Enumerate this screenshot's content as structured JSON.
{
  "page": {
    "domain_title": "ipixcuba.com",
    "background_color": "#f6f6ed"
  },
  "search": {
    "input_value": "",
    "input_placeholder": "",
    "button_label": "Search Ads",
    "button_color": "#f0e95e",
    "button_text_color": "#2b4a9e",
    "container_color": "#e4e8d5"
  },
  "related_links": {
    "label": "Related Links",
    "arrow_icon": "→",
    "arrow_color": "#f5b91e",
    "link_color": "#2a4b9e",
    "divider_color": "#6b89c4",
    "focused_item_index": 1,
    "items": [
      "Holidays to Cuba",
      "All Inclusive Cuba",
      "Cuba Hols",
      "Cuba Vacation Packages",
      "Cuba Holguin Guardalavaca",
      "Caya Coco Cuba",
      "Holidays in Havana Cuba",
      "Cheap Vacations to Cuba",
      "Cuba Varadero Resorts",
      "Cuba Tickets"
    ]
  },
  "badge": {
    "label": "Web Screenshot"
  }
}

--

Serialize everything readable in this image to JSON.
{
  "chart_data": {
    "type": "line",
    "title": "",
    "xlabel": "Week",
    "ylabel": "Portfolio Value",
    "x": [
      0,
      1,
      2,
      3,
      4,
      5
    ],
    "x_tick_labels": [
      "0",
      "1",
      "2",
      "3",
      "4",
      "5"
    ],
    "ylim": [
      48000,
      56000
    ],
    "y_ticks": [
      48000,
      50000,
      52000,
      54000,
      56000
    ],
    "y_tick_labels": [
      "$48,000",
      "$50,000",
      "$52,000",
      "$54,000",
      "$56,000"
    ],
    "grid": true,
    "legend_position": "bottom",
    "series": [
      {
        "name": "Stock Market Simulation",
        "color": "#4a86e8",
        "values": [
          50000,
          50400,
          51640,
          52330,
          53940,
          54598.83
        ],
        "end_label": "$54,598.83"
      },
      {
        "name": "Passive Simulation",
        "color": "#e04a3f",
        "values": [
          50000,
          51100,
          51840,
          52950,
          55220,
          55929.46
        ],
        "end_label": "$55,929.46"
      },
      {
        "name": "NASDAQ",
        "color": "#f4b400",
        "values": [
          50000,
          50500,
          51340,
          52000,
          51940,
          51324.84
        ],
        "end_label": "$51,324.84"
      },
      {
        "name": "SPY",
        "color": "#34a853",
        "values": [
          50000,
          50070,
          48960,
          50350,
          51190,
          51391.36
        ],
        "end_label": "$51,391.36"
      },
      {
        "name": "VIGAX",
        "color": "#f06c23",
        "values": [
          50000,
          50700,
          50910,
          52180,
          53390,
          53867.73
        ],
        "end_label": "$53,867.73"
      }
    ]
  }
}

==

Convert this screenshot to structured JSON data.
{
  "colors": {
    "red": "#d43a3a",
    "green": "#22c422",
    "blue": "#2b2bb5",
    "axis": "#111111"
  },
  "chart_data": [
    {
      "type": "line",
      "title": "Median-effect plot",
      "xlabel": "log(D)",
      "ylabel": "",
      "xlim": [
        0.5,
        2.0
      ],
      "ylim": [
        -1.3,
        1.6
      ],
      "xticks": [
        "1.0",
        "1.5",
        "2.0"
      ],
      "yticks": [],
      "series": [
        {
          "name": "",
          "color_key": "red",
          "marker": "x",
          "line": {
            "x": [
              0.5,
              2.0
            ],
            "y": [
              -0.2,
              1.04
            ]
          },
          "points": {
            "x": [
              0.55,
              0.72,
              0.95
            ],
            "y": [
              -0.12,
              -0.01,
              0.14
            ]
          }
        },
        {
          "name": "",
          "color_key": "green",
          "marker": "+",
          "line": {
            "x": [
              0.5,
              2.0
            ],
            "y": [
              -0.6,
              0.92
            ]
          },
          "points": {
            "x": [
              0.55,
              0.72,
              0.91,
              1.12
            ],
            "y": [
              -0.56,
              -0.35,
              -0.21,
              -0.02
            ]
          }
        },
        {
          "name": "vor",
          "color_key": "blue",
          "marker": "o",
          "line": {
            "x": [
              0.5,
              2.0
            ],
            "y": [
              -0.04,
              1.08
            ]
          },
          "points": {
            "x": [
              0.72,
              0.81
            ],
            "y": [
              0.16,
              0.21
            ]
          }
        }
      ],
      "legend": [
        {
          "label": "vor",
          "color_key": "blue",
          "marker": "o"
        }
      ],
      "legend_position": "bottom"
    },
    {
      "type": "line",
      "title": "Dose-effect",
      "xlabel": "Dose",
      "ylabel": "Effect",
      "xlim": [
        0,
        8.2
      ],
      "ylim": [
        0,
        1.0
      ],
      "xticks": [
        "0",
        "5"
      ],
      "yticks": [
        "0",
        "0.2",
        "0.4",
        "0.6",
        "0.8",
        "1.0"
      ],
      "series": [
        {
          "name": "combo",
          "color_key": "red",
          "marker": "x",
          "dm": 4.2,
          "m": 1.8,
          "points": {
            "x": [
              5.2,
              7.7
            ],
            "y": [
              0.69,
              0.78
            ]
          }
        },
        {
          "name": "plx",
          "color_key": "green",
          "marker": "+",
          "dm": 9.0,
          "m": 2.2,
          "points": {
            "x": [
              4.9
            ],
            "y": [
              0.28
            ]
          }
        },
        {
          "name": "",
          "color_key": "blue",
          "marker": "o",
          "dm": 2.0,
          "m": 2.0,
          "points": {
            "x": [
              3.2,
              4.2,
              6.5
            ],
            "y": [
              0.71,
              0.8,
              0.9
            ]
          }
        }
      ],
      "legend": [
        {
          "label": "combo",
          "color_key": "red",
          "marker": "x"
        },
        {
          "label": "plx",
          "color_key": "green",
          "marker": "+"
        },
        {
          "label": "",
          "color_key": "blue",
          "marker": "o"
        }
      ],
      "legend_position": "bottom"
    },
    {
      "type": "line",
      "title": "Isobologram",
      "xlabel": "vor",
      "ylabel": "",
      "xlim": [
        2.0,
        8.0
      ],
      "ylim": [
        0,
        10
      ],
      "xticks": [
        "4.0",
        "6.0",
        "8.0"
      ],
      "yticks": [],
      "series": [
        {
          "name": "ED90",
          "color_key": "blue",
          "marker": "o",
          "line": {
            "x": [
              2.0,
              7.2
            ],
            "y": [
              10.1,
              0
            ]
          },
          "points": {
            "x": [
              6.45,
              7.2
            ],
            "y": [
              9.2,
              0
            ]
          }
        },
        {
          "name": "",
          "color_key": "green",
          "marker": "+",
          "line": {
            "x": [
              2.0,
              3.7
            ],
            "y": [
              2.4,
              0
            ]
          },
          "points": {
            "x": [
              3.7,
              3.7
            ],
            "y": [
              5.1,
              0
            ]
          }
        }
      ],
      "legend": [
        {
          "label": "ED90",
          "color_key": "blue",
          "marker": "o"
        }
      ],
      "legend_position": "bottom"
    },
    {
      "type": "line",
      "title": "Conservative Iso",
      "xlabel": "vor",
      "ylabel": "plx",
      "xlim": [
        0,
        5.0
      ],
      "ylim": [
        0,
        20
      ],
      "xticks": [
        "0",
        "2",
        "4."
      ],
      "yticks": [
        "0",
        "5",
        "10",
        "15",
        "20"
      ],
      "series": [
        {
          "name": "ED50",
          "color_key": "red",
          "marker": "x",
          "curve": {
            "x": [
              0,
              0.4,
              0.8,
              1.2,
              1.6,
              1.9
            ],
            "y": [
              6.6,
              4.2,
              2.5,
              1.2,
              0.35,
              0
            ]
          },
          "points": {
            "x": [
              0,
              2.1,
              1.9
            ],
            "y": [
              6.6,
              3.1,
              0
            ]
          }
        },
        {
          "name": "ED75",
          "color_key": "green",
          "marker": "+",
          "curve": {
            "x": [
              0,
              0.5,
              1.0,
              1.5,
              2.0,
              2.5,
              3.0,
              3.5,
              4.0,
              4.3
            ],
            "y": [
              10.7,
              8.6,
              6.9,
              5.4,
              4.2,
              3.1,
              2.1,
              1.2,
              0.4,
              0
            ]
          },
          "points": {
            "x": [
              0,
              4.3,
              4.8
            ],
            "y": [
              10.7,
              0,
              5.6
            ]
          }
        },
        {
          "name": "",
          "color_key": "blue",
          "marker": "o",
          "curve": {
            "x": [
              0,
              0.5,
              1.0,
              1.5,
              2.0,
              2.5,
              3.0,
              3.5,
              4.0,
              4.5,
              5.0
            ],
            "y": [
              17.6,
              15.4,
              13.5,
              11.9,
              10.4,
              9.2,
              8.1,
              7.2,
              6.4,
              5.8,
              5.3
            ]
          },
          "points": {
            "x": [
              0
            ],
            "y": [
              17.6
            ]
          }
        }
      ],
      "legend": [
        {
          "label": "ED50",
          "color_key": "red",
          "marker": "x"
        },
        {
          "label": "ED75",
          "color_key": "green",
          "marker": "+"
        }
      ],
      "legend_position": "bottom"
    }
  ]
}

■ **Task requirements**: Determine how many lines contain the word "Simulation" and reply with that number alone.

■ **Task answer**: 2